THE TASK: Find how many lines in the material contain "this"; your answer should be that number alone.

DATASET RECORDS:
-- start --
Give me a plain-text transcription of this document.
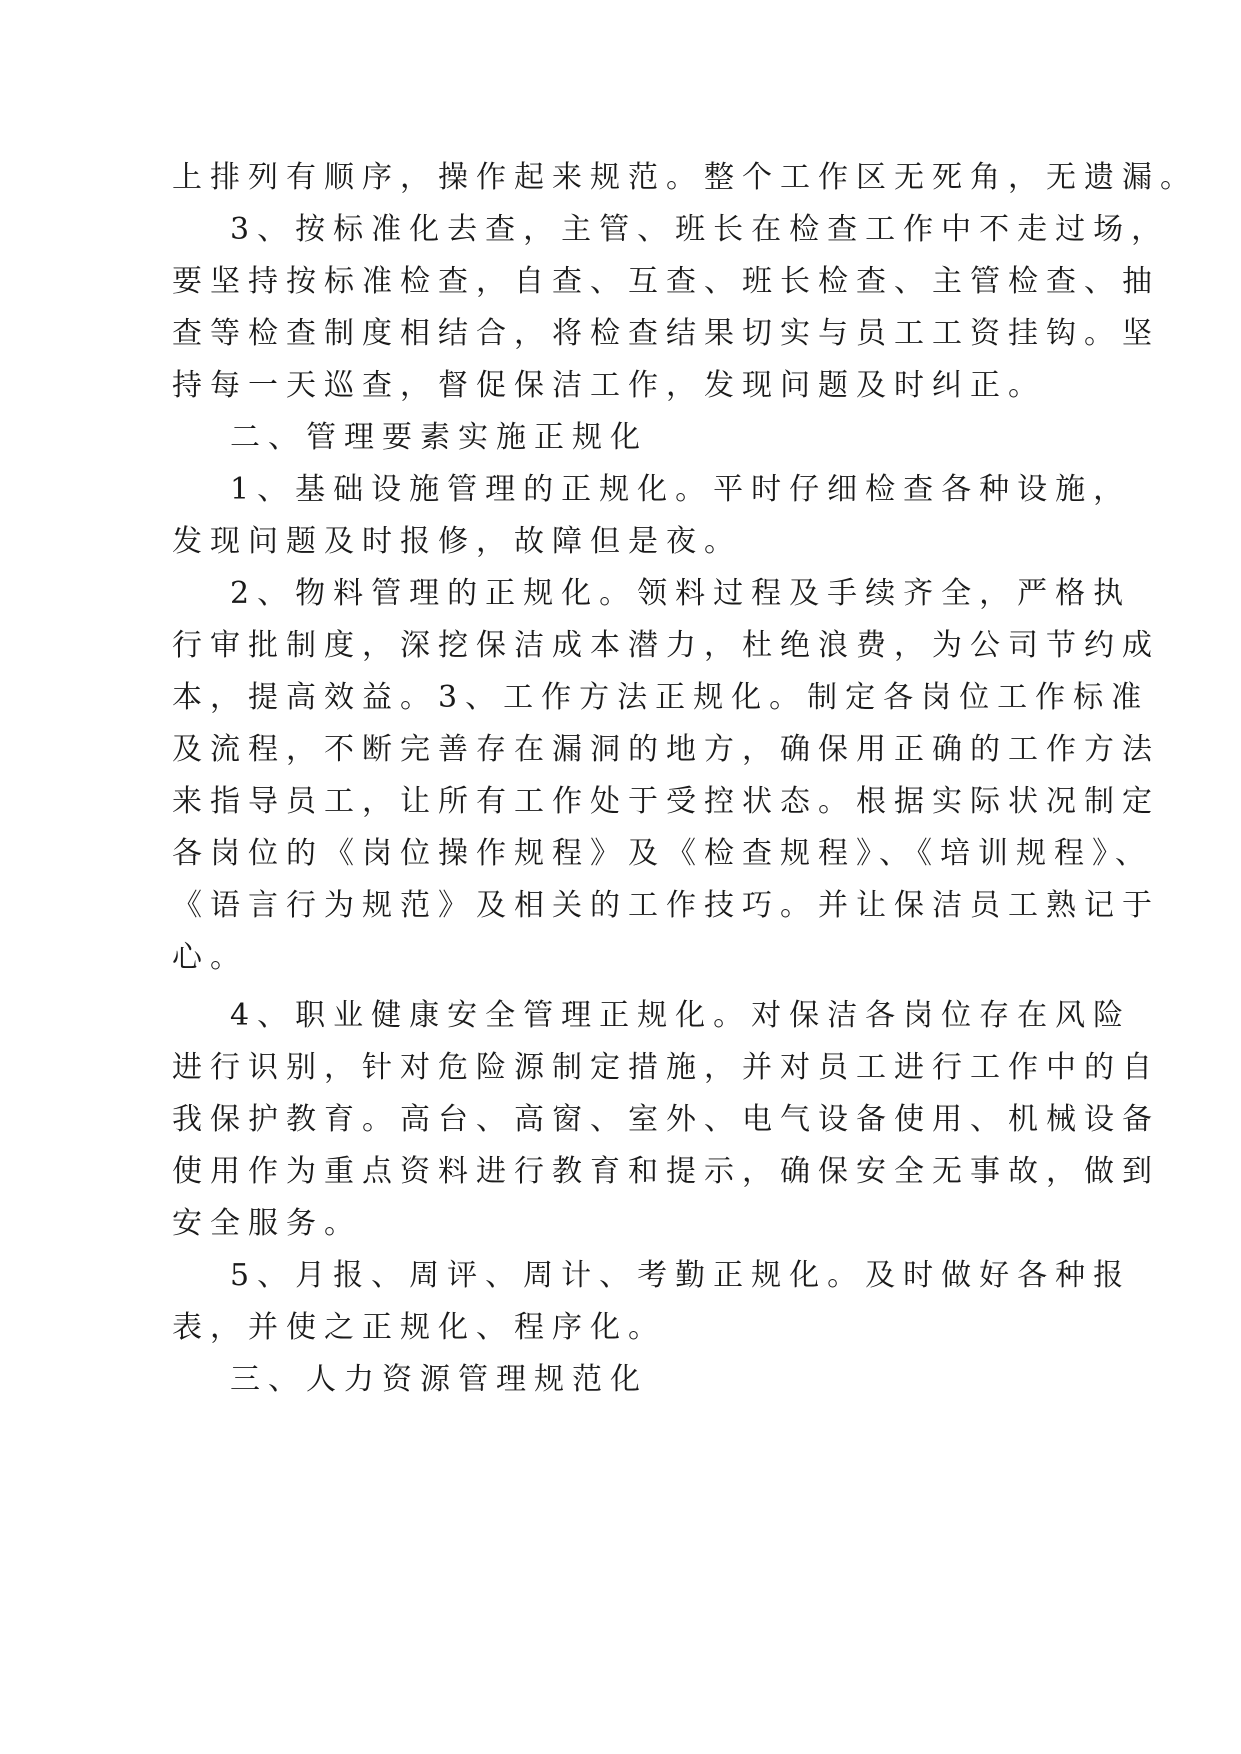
上排列有顺序，操作起来规范。整个工作区无死角，无遗漏。
3、按标准化去查，主管、班长在检查工作中不走过场，
要坚持按标准检查，自查、互查、班长检查、主管检查、抽
查等检查制度相结合，将检查结果切实与员工工资挂钩。坚
持每一天巡查，督促保洁工作，发现问题及时纠正。
二、管理要素实施正规化
1、基础设施管理的正规化。平时仔细检查各种设施，
发现问题及时报修，故障但是夜。
2、物料管理的正规化。领料过程及手续齐全，严格执
行审批制度，深挖保洁成本潜力，杜绝浪费，为公司节约成
本，提高效益。3、工作方法正规化。制定各岗位工作标准
及流程，不断完善存在漏洞的地方，确保用正确的工作方法
来指导员工，让所有工作处于受控状态。根据实际状况制定
各岗位的《岗位操作规程》及《检查规程》、《培训规程》、
《语言行为规范》及相关的工作技巧。并让保洁员工熟记于
心。
4、职业健康安全管理正规化。对保洁各岗位存在风险
进行识别，针对危险源制定措施，并对员工进行工作中的自
我保护教育。高台、高窗、室外、电气设备使用、机械设备
使用作为重点资料进行教育和提示，确保安全无事故，做到
安全服务。
5、月报、周评、周计、考勤正规化。及时做好各种报
表，并使之正规化、程序化。
三、人力资源管理规范化
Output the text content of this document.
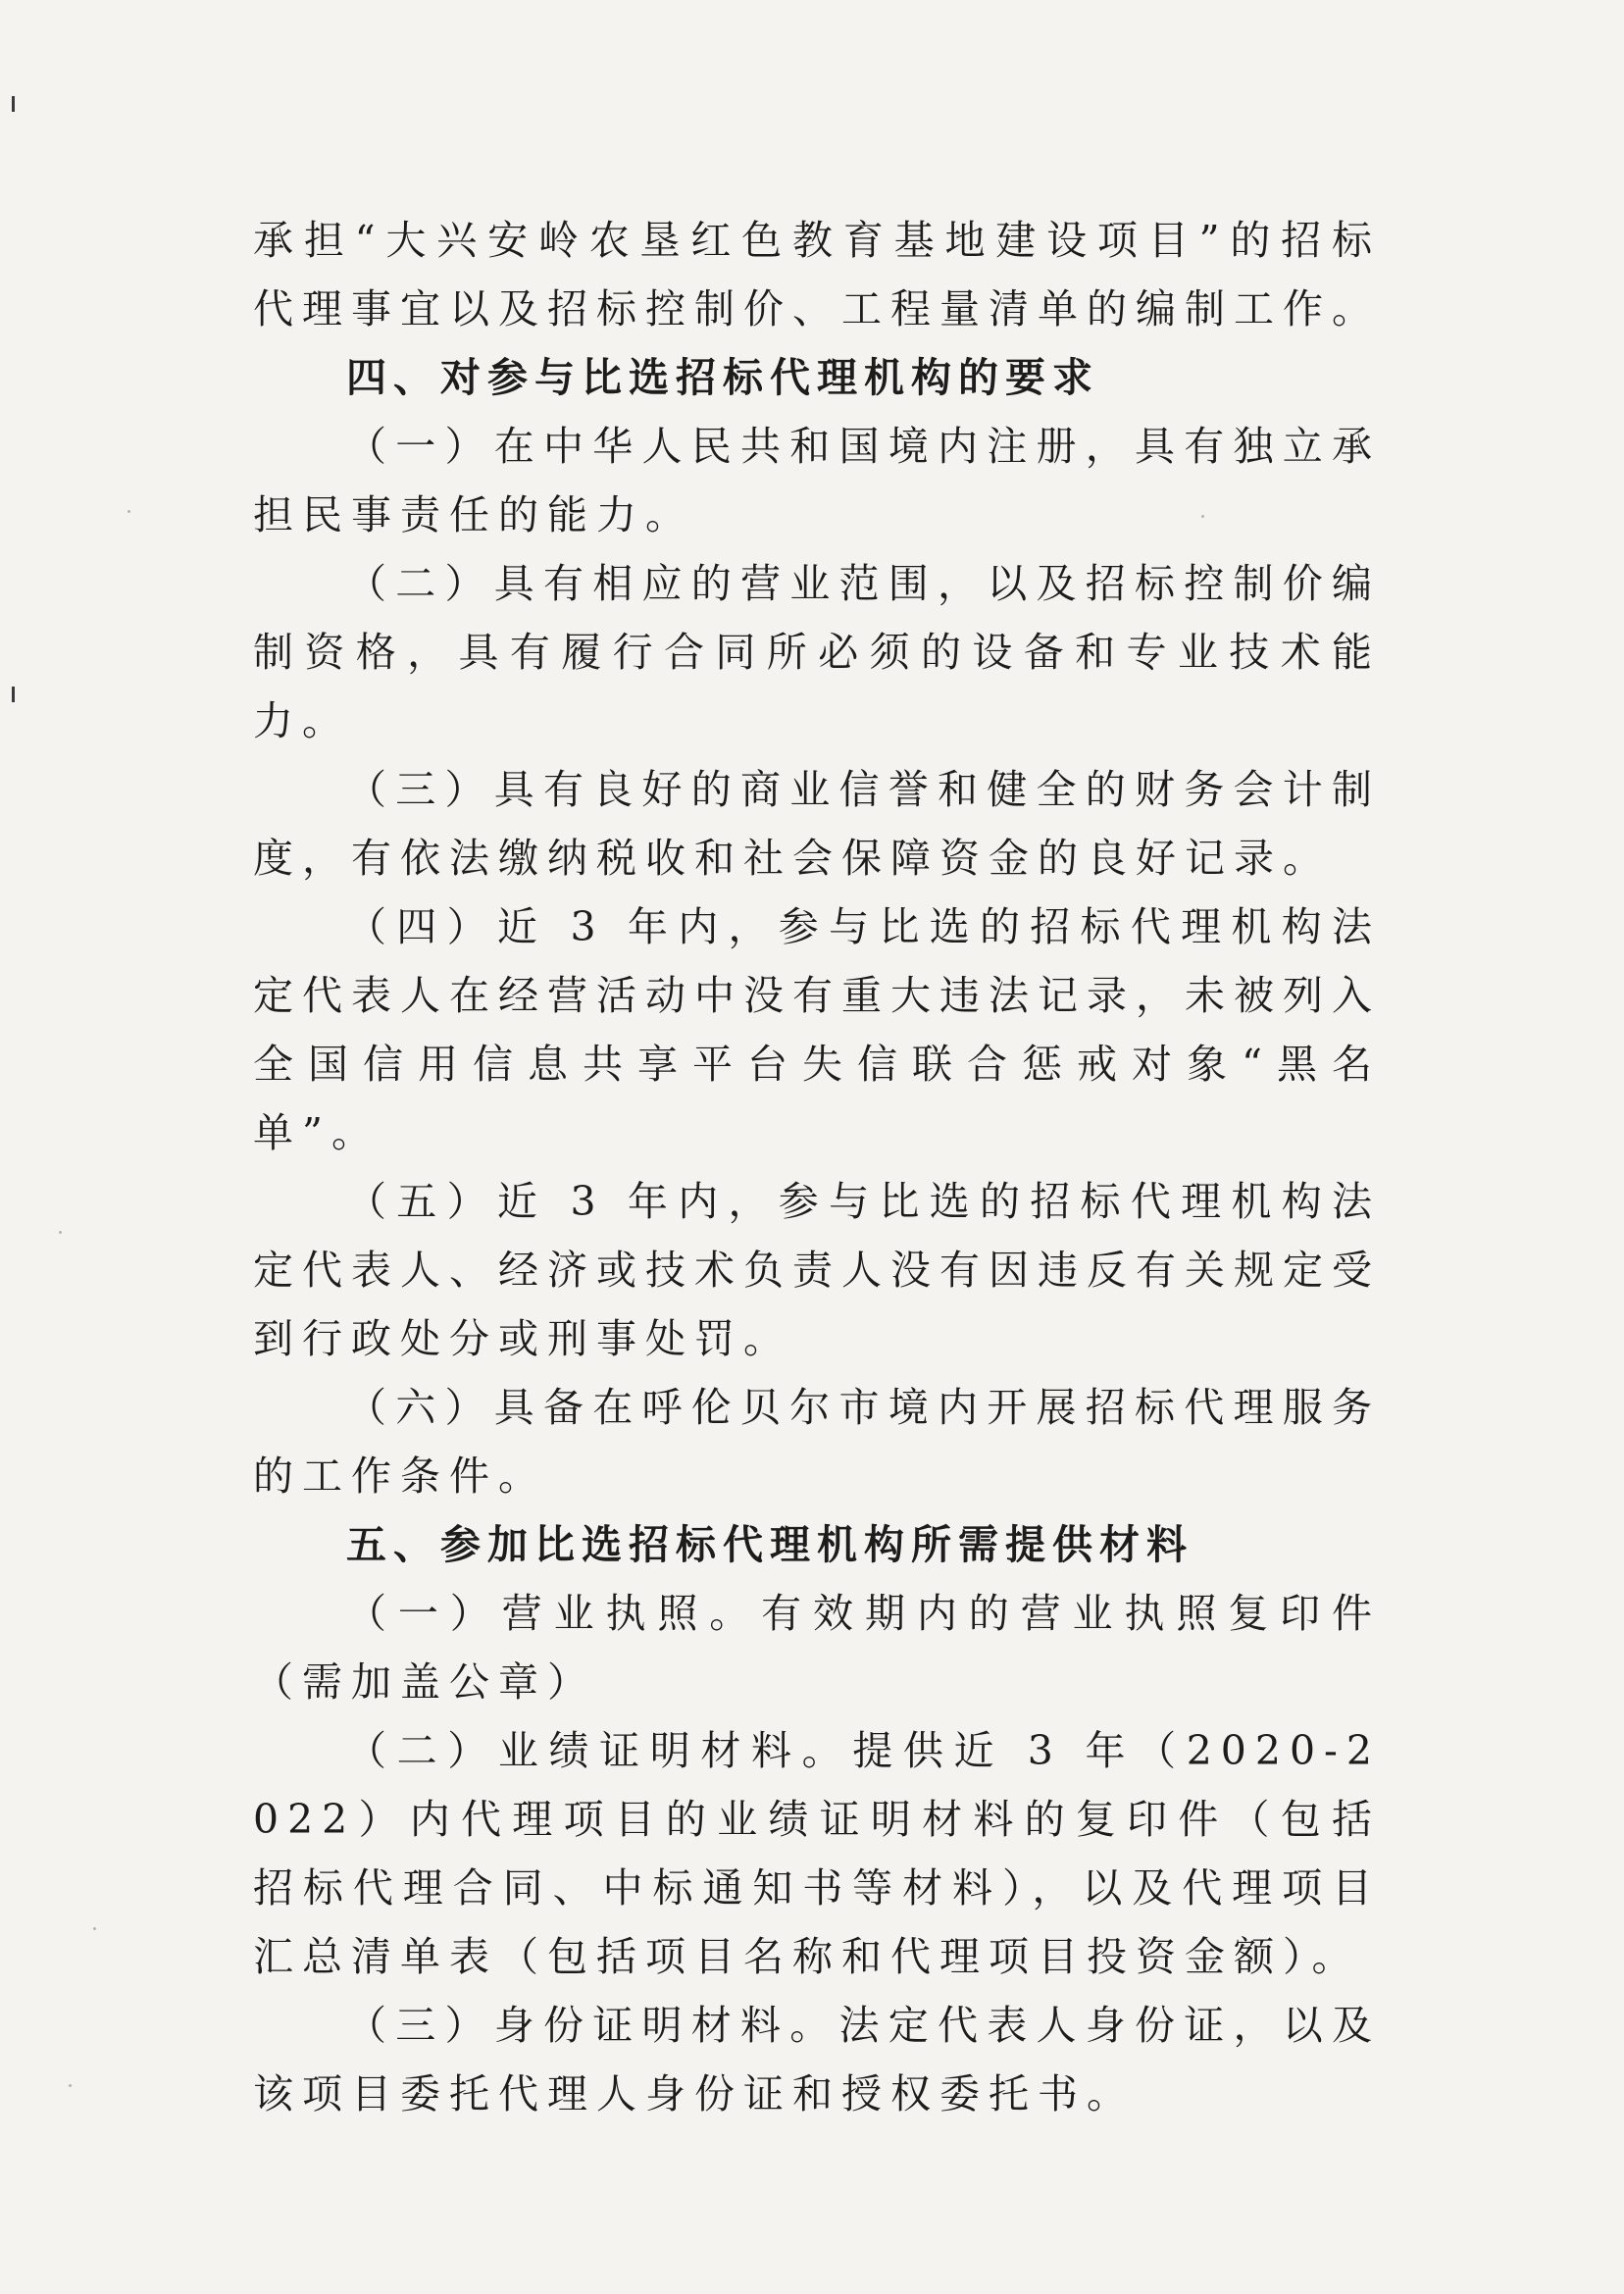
承担“大兴安岭农垦红色教育基地建设项目”的招标代理事宜以及招标控制价、工程量清单的编制工作。

四、对参与比选招标代理机构的要求

（一）在中华人民共和国境内注册，具有独立承担民事责任的能力。

（二）具有相应的营业范围，以及招标控制价编制资格，具有履行合同所必须的设备和专业技术能力。

（三）具有良好的商业信誉和健全的财务会计制度，有依法缴纳税收和社会保障资金的良好记录。

（四）近 3 年内，参与比选的招标代理机构法定代表人在经营活动中没有重大违法记录，未被列入全国信用信息共享平台失信联合惩戒对象“黑名单”。

（五）近 3 年内，参与比选的招标代理机构法定代表人、经济或技术负责人没有因违反有关规定受到行政处分或刑事处罚。

（六）具备在呼伦贝尔市境内开展招标代理服务的工作条件。

五、参加比选招标代理机构所需提供材料

（一）营业执照。有效期内的营业执照复印件（需加盖公章）

（二）业绩证明材料。提供近 3 年（2020-2022）内代理项目的业绩证明材料的复印件（包括招标代理合同、中标通知书等材料），以及代理项目汇总清单表（包括项目名称和代理项目投资金额）。

（三）身份证明材料。法定代表人身份证，以及该项目委托代理人身份证和授权委托书。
-- end --
EXPECTED ANSWER: 2